--- start Supplied information ---
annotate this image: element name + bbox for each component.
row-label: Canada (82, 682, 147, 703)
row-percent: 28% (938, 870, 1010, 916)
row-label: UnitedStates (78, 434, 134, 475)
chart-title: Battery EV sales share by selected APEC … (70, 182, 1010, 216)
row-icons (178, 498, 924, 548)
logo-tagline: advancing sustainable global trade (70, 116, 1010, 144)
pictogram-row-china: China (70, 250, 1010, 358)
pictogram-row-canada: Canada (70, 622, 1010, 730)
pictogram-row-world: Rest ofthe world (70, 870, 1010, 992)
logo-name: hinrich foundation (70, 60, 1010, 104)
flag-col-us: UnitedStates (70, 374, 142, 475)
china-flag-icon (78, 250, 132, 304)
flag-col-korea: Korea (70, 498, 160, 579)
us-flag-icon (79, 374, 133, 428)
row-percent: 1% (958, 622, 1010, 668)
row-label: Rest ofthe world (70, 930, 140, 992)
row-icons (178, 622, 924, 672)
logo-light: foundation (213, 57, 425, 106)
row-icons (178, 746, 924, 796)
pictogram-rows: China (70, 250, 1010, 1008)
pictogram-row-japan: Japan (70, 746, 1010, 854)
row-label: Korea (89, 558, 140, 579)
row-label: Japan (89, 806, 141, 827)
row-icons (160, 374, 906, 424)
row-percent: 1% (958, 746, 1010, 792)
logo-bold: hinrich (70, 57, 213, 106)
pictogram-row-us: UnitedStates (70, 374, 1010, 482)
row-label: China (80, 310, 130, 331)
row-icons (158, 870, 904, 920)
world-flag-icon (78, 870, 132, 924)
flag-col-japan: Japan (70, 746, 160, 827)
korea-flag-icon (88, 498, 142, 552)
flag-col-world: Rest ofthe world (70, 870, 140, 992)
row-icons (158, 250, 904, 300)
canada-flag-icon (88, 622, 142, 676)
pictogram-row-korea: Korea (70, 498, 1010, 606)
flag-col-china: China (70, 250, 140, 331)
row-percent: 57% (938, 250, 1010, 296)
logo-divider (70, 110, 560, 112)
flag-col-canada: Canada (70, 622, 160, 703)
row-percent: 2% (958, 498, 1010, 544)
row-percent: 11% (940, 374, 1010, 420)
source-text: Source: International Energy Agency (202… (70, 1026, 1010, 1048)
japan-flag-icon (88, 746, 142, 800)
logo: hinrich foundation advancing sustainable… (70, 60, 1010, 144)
--- end Supplied information ---
■ Problem to work on
Express the lines from the first one through the line containing "row-icons (178, 498, 924, 548)", both included, as a JSON list of strings with one string per line and blank lines left out.

■ Problem solution
[
  "annotate this image: element name + bbox for each component.",
  "row-label: Canada (82, 682, 147, 703)",
  "row-percent: 28% (938, 870, 1010, 916)",
  "row-label: UnitedStates (78, 434, 134, 475)",
  "chart-title: Battery EV sales share by selected APEC … (70, 182, 1010, 216)",
  "row-icons (178, 498, 924, 548)"
]